--- Critique fournie ---

Déjà abordons l'évident : oui, les images sont pour la plupart superbes. C'est toujours agréable de voir de l'alpi bien filmée et même lors des moments loin du caillou Basile Monnot se prête au jeu et nous sort des images bien cadrées et plutôt jolies (certains color-grading apparaissent parfois un peu douteux, mais c'est chipoter). Et non, ce n'est pas du tout donné à tout les documentaires, même de ce gabarit et on sait très bien que l'argent n'achète pas forcément les compétences et la qualité.


En revanche, il y a un autre éléphant dans la pièce : la longueur. Premier signe évident d'une ambition (et mégalomanie ?) excessive. Même pour les plus grands exploits du milieu, on dépasse rarement l'heure et demie. Alors pourquoi ? Finalement, si on réfléchis bien ce choix est logique : Inoxtag veut nous montrer son ascension comme un vrai film d'aventure. Nous avons droit à tout un périple digne du parcours du héro (partir d'une situation peu avantageuse, exposer son rêve, rencontrer son mentor et suivre l'initiation difficile, ect ect) qui forcément peut en effet demander plus de temps pour être bien raconté. Et bon dieu que notre cher Inox tenait à étaler le contexte, appuyer sur la difficulté de son entrainement et montrer que s'il le fait, c'est pour en sortir plus grand. Alors c'est expansif, égocentrique, mais c'est bien construit et ça se laisse tout à fait regarder si le style du récit vous plaît.

--- Données fournies ---

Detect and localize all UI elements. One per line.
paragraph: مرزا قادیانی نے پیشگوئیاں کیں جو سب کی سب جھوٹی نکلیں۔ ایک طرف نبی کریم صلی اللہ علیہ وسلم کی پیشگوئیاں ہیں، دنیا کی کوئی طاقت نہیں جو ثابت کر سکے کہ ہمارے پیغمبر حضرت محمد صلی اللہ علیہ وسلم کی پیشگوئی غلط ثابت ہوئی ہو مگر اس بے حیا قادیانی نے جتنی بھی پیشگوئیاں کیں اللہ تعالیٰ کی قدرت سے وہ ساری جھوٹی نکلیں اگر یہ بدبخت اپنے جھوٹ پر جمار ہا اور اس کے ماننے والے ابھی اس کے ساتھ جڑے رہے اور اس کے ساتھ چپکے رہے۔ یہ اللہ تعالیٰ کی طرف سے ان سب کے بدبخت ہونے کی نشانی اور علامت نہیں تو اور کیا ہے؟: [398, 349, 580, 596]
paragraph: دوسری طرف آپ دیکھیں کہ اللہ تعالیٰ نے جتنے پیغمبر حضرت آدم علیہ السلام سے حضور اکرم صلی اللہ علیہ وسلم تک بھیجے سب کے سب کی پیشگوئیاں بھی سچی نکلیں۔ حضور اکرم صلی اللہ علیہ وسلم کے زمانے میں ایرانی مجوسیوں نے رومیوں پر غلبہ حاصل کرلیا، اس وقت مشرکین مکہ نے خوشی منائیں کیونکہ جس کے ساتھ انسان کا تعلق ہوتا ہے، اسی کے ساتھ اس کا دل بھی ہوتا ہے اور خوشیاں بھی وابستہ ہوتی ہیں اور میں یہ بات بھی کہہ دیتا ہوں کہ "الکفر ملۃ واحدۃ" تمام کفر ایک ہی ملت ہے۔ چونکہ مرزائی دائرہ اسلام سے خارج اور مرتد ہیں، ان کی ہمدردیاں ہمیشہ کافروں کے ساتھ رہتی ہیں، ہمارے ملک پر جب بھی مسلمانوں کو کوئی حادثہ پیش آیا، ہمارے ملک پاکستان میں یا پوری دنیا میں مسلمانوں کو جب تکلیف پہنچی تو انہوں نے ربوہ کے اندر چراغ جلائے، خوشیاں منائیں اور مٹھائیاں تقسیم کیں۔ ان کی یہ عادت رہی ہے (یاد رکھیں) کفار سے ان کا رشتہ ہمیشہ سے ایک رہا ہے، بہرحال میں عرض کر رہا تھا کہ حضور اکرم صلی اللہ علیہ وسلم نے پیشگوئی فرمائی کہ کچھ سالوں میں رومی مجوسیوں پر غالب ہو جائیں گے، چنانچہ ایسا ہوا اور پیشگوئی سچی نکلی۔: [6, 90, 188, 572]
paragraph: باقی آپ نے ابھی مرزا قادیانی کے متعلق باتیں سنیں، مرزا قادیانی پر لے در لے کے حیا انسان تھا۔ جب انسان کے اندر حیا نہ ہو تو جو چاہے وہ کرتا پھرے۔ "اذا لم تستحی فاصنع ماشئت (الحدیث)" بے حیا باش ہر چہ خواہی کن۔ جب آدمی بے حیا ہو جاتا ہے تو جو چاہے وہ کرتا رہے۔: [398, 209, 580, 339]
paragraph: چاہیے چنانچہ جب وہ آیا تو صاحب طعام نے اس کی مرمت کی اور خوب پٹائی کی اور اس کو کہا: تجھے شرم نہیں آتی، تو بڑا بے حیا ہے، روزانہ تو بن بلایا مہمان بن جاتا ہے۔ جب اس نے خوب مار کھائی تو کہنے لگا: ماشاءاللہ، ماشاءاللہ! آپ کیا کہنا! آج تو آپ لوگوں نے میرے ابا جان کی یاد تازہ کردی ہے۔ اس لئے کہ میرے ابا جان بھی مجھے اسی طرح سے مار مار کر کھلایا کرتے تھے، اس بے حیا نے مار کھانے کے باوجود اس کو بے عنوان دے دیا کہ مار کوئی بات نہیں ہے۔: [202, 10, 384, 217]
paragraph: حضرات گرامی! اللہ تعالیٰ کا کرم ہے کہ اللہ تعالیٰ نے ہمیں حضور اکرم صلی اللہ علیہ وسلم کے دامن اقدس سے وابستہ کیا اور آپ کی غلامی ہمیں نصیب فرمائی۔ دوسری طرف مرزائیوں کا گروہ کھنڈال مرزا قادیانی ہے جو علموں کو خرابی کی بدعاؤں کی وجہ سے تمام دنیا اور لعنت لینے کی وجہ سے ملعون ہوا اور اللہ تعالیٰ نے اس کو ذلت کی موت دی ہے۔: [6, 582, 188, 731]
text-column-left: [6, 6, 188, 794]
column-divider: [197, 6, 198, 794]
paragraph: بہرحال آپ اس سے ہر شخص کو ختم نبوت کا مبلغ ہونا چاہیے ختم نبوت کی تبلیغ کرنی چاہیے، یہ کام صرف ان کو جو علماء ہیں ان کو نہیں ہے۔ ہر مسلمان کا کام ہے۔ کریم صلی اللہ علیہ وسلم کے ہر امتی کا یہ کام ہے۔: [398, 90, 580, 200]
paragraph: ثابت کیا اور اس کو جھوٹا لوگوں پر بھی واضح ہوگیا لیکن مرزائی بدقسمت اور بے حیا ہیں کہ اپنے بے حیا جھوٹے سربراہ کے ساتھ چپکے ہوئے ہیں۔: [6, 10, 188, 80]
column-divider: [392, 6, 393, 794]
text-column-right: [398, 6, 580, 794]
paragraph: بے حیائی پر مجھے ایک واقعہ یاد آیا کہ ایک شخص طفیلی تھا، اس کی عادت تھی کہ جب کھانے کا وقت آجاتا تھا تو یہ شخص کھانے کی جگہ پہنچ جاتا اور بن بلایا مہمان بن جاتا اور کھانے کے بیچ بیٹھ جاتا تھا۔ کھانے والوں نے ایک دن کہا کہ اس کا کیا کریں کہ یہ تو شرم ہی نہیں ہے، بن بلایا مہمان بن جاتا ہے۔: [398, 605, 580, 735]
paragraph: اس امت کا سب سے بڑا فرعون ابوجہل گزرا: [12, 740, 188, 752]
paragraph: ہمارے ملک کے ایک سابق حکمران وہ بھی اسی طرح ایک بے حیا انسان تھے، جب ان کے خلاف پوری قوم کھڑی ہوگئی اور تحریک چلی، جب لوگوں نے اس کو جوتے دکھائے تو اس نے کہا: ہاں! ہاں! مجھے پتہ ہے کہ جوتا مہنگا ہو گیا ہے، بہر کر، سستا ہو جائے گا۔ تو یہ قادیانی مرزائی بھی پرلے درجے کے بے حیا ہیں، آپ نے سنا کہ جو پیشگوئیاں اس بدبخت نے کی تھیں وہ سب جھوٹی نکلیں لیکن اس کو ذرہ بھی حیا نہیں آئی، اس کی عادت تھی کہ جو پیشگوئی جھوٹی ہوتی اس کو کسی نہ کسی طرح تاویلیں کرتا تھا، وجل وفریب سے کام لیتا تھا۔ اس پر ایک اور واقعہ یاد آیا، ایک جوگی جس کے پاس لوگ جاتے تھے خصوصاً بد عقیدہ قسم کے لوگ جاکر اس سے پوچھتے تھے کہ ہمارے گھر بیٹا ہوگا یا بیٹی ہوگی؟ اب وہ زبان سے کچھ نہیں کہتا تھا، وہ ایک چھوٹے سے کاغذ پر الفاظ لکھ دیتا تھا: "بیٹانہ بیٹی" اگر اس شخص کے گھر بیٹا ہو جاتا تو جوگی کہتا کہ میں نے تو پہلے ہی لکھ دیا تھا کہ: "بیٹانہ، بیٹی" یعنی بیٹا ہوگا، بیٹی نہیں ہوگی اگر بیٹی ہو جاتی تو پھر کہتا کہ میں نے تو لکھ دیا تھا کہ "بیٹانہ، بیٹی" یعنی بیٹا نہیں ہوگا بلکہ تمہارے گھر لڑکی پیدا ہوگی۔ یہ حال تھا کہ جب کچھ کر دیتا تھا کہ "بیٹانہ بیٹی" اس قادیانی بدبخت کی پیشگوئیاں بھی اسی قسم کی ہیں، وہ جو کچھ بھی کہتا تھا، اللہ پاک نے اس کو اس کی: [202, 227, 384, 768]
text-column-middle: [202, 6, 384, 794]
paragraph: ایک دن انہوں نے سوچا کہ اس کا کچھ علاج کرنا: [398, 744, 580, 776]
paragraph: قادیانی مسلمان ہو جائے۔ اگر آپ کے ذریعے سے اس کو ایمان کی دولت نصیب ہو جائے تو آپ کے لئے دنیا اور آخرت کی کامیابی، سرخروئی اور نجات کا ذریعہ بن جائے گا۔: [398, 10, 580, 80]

---

** Consignes **
1. Résumez la critique en deux phrases.
2. Reproduisez la critique à partir de « Déjà abordons l'évident » jusqu'à « et la qualité. » inclus.
Les données n'ont aucun rapport avec la critique.

** Réponses ci-dessous **
1. Selon la critique, les images du documentaire sont pour la plupart superbes et bien cadrées par Basile Monnot, même si certains color-grading paraissent parfois douteux. Sa longueur dépasse ce qu'on voit même pour les plus grands exploits, ce qui s'explique par la volonté d'Inoxtag de raconter son ascension comme un vrai film d'aventure suivant le parcours du héros : le résultat est expansif et égocentrique, mais bien construit.

2.
Déjà abordons l'évident : oui, les images sont pour la plupart superbes. C'est toujours agréable de voir de l'alpi bien filmée et même lors des moments loin du caillou Basile Monnot se prête au jeu et nous sort des images bien cadrées et plutôt jolies (certains color-grading apparaissent parfois un peu douteux, mais c'est chipoter). Et non, ce n'est pas du tout donné à tout les documentaires, même de ce gabarit et on sait très bien que l'argent n'achète pas forcément les compétences et la qualité.